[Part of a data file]
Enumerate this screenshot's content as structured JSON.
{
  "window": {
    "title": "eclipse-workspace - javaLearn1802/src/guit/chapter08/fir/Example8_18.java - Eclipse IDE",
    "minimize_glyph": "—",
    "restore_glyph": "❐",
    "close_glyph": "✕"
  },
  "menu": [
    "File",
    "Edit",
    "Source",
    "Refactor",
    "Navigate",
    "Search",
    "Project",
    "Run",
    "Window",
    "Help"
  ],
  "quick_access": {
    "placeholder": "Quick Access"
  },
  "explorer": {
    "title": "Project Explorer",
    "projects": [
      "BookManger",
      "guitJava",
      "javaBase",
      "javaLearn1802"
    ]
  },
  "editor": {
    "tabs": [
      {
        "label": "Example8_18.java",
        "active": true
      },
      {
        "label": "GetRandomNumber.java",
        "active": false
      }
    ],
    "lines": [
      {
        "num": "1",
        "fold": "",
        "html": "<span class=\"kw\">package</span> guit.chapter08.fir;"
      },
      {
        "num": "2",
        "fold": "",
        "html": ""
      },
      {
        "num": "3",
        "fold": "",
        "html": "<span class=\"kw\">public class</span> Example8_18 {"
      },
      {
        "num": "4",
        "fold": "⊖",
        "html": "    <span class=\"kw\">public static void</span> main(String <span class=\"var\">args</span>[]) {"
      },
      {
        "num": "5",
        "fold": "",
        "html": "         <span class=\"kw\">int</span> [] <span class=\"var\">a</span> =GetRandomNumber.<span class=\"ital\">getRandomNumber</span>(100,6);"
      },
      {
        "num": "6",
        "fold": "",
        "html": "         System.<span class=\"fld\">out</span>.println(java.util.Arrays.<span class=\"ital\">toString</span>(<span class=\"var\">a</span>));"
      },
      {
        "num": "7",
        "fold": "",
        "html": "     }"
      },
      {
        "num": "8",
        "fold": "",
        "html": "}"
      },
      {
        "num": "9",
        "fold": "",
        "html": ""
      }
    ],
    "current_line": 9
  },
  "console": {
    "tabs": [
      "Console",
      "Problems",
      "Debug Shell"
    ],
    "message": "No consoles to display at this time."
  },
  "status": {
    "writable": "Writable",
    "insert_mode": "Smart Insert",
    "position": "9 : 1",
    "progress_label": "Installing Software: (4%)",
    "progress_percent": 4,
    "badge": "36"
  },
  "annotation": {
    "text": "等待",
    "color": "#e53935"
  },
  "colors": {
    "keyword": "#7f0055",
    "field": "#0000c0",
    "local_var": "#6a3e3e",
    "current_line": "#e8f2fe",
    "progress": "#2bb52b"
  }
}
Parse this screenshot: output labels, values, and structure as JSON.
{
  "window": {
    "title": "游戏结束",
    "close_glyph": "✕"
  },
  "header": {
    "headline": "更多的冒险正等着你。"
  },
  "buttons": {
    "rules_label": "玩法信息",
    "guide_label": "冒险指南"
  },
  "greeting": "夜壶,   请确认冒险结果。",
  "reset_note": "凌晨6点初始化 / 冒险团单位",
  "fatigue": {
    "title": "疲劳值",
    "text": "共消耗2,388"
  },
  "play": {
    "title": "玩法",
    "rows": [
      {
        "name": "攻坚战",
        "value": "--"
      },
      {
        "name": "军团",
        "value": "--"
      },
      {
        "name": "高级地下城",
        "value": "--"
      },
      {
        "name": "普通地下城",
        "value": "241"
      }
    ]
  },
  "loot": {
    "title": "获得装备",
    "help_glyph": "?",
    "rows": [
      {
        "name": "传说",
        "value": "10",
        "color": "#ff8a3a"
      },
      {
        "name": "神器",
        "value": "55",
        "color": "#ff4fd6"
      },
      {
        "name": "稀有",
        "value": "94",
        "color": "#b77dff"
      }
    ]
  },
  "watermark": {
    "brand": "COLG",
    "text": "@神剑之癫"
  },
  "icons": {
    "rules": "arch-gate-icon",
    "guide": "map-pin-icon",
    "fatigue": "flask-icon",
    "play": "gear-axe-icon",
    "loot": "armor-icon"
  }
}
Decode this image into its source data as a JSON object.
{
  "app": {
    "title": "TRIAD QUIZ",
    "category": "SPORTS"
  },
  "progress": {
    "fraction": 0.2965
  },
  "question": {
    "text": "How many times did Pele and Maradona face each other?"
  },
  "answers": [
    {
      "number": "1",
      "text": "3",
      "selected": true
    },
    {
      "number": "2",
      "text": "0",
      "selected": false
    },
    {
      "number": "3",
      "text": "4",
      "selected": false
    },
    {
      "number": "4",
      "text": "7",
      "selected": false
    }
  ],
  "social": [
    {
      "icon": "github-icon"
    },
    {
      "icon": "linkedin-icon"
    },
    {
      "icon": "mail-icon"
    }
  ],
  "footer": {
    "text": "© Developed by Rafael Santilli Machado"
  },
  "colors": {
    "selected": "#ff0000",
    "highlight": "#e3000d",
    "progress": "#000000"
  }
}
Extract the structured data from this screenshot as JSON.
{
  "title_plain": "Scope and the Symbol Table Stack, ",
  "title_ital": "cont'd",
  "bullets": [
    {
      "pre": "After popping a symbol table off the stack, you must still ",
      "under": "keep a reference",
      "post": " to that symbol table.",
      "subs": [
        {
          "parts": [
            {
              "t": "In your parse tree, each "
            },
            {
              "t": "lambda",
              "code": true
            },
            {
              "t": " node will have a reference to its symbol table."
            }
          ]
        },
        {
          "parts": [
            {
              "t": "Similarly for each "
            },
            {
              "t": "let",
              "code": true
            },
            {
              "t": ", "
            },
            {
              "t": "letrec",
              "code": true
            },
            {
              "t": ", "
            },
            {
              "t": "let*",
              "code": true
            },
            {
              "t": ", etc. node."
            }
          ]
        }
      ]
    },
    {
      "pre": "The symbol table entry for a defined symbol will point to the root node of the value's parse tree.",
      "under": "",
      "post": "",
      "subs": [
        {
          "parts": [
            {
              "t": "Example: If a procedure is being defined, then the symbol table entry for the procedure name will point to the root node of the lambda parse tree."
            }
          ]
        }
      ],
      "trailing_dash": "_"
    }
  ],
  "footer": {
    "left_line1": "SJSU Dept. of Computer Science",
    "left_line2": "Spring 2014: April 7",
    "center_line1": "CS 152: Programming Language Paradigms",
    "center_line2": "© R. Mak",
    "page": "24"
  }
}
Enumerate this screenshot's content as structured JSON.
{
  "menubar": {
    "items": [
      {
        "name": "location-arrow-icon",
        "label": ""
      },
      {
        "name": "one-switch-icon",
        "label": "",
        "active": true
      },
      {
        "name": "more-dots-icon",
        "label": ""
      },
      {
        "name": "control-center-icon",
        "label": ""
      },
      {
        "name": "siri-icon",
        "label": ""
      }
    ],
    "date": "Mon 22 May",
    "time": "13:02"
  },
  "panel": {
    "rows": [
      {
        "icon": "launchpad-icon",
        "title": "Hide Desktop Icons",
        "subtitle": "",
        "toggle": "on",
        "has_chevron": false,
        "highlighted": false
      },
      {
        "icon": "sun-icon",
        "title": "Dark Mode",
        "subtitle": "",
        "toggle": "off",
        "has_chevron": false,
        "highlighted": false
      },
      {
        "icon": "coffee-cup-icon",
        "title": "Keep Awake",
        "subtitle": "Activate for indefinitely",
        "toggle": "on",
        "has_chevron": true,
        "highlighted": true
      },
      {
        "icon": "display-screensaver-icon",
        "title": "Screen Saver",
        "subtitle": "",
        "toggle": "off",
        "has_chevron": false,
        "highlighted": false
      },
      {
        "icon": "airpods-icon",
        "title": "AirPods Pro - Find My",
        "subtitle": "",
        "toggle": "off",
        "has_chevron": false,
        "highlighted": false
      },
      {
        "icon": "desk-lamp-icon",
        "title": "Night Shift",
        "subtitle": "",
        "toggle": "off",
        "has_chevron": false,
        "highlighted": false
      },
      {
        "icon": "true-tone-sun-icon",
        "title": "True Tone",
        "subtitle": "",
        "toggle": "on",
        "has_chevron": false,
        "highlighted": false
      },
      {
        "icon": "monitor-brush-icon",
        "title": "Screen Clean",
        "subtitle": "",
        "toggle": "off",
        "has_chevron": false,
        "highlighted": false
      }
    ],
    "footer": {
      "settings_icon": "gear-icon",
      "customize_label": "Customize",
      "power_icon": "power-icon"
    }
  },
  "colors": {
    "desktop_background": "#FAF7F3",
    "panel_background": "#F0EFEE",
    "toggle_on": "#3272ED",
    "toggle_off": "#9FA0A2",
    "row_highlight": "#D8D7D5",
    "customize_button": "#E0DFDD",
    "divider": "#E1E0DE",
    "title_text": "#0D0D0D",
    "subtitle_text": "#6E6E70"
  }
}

What is being asked: Count up the lines in the listing that hold the word "screenshot", and give that number only.

Response to this exercise: 4